* _Instruction A_
In the text about the Merida houses, where had the new neighbors retired from their jobs?
* _Instruction B_
Carry on the text about the Merida houses, starting after its last sentence.

* _Text to read_
Real Estate FYI / Houses of Merida Video: The Good Life

Houses of Merida Video: The Good Life

Houses of Merida Video: The Good Life

9 July 2010 REAL ESTATE, Real Estate FYI 38

Click to watch the walkthrough on Vimeo!


When we first moved to Merida in 2002, the house next door to us was empty. We lived in Casa Panadero, and the house next door was called Casa Pocito. We rented Casa Pocito for awhile as an office, but soon moved into our own building a few blocks away. A few months later, new owners moved in and we considered ourselves very fortunate to have such friendly and fun neighbors.

Our new neighbors had retired from their jobs in Charleston, South Carolina, and had moved to Merida to relax. We enjoyed living next to them, sharing our experiences of this new adventure called "moving to Merida"... but most of all, we loved seeing how they decorated their house, which had a floor plan that was a mirror image of ours. They always had colorful art, beautiful flower arrangements, a glass of something cold with ice and of course, they had Max, the regal black standard poodle, who lent an air of elegance to any room he graced with his presence.

Imagine our surprise and dismay, then, when they announced that they had sold Casa Pocito and were going to build a new home in south Merida. They were one of the first gringos we knew who ventured down south of the zocalo (soon to be followed by hundreds of others, including ourselves...). They found a large colonial building that was mostly facade, backed by a huge piece of land. They designed the house they built there for lots of cool shaded space inside, and a big garden to plant and tend in the back. And, of course, room for guests and a swimming pool.

* _Collected material_
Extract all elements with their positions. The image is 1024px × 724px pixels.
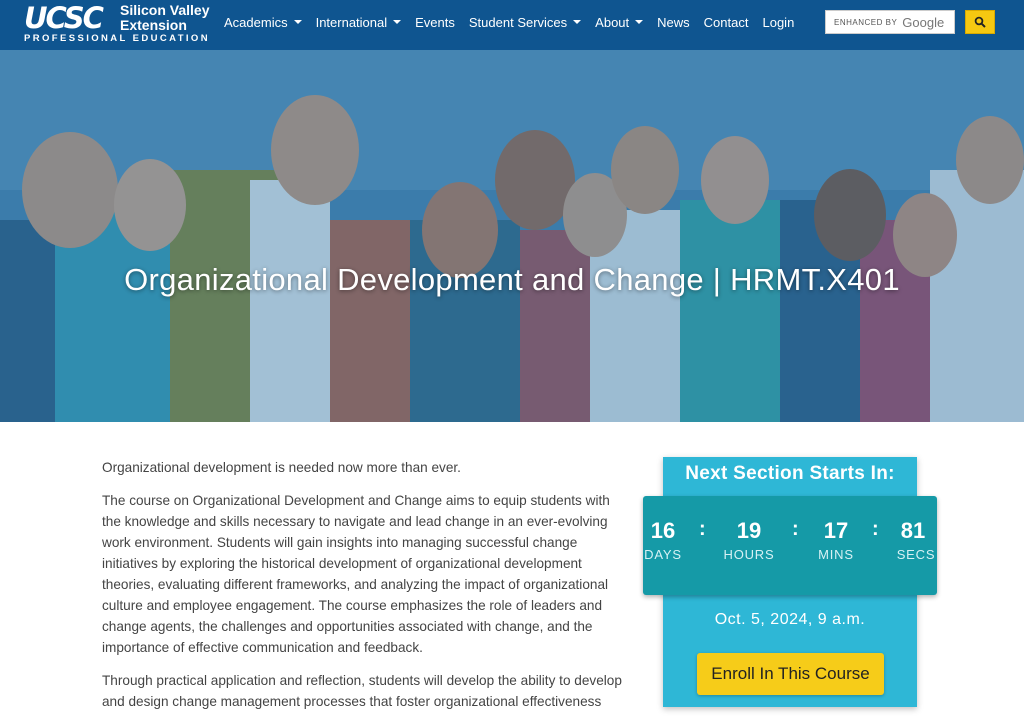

* _Result A_
Charleston, South Carolina.

* _Result B_
Working with Manuel Kuk, a local contractor, and their own design, they were able to finish the house in about five months for less than $200,000 USD. Even taking into consideration that this was before the costs of materials (especially cement and block) went up a few years ago, this was an impressive accomplishment. They built a very large and luxurious home for a reasonable price in record time.

How did they do it? Well, first, by doing it a few years ago. Also, by being their own architects. And by being there every day, day after day, and making it their top priority. By reusing the rocks they cleared out of the dirt, keeping things simple and being creative with humble materials. Their local contractor, Manuel Kuk, was well known to them, and was pleasant and easy to work with, and his workers were efficient. And the house, while large, is a simple layout, which made for few misunderstandings.

A Great Room

The front part of the house is the original structure, with two guest rooms, one on either side of the wide entryway. The facade sports those old-fashioned windows with the straight old iron protectores that just say "Mexico" and inspire window-envy... until you step inside the foyer, look up and are consumed with old-wooden-beamed-ceiling envy. Such is life in Merida. If you visit other people's houses, be prepared for house envy. It's rampant here.

Everything behind those three front rooms was built new, but by now (four years later), you really can't tell the difference. The central patio with a gurgling stone fountain is reminiscent of the courtyard in the Frida Kahlo movie, minus the peacocks and parrots. While we're on the subject of animals, when we shot this video, the whole house was very obviously minus Max, the stately dog, on our visit, as he just passed away a few weeks before we were there. We missed his presence, but we're happy to see that the owners are looking at this as an opportunity to travel without guilt, which seems like a good way to deal with a sad event.

Moving past the sorrow and the patio, you walk through a screen door into what seems to be the largest room in a private home in Merida. We're here to tell you that it is NOT the largest room in Merida. There are some amazing homes here with cavernous rooms.

When you walk into this house, though, it is almost as if the house flings open its architectural arms in exuberance, inviting you to revel in all the space that it has to offer and you have to enjoy. This coral-colored room is quite large... large enough to hold string quartets and audiences of 100 comfortably. Though unplanned, this room has wonderful acoustics and has been the site of more than a few musical events since it was built. The elegant floor tiles from Mosaicos Peninsular (very Versace-esque!), the white-lined arches that march down each side and the beautiful flower arrangements add to the grandeur that is this Great Room.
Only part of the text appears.